- _AIM_:
Output all of the entries below precisely as written.

- _LISTING_:
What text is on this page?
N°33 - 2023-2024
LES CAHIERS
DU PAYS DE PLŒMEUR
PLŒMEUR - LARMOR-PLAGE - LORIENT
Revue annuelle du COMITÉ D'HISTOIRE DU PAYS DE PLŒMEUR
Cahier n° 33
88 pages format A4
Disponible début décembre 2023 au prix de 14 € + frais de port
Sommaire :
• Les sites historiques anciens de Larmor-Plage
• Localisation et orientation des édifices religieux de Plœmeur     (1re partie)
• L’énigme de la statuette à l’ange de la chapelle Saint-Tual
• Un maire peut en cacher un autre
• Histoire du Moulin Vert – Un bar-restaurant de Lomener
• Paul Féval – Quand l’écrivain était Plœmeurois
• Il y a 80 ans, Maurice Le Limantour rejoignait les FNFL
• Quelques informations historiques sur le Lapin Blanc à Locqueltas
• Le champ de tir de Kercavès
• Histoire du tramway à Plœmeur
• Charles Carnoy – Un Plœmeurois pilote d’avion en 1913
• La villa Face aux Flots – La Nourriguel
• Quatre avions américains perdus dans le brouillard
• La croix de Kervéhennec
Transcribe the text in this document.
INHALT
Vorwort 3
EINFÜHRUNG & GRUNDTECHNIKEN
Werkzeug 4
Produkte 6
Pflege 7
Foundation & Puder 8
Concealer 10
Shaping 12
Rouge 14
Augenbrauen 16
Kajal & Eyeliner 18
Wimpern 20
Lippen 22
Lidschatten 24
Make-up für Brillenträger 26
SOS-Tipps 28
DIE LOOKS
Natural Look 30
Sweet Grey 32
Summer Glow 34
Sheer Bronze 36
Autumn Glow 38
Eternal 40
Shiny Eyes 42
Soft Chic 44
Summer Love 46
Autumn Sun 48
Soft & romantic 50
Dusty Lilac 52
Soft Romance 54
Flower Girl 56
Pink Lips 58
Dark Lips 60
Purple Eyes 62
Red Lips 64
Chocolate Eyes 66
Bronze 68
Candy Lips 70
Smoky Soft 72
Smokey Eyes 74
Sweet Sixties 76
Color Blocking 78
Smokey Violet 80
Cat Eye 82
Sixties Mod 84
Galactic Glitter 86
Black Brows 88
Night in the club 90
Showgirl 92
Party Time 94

- _EXERCISE OUTPUT_:
What text is on this page?
N°33 - 2023-2024
LES CAHIERS
DU PAYS DE PLŒMEUR
PLŒMEUR - LARMOR-PLAGE - LORIENT
Revue annuelle du COMITÉ D'HISTOIRE DU PAYS DE PLŒMEUR
Cahier n° 33
88 pages format A4
Disponible début décembre 2023 au prix de 14 € + frais de port
Sommaire :
• Les sites historiques anciens de Larmor-Plage
• Localisation et orientation des édifices religieux de Plœmeur     (1re partie)
• L’énigme de la statuette à l’ange de la chapelle Saint-Tual
• Un maire peut en cacher un autre
• Histoire du Moulin Vert – Un bar-restaurant de Lomener
• Paul Féval – Quand l’écrivain était Plœmeurois
• Il y a 80 ans, Maurice Le Limantour rejoignait les FNFL
• Quelques informations historiques sur le Lapin Blanc à Locqueltas
• Le champ de tir de Kercavès
• Histoire du tramway à Plœmeur
• Charles Carnoy – Un Plœmeurois pilote d’avion en 1913
• La villa Face aux Flots – La Nourriguel
• Quatre avions américains perdus dans le brouillard
• La croix de Kervéhennec
Transcribe the text in this document.
INHALT
Vorwort 3
EINFÜHRUNG & GRUNDTECHNIKEN
Werkzeug 4
Produkte 6
Pflege 7
Foundation & Puder 8
Concealer 10
Shaping 12
Rouge 14
Augenbrauen 16
Kajal & Eyeliner 18
Wimpern 20
Lippen 22
Lidschatten 24
Make-up für Brillenträger 26
SOS-Tipps 28
DIE LOOKS
Natural Look 30
Sweet Grey 32
Summer Glow 34
Sheer Bronze 36
Autumn Glow 38
Eternal 40
Shiny Eyes 42
Soft Chic 44
Summer Love 46
Autumn Sun 48
Soft & romantic 50
Dusty Lilac 52
Soft Romance 54
Flower Girl 56
Pink Lips 58
Dark Lips 60
Purple Eyes 62
Red Lips 64
Chocolate Eyes 66
Bronze 68
Candy Lips 70
Smoky Soft 72
Smokey Eyes 74
Sweet Sixties 76
Color Blocking 78
Smokey Violet 80
Cat Eye 82
Sixties Mod 84
Galactic Glitter 86
Black Brows 88
Night in the club 90
Showgirl 92
Party Time 94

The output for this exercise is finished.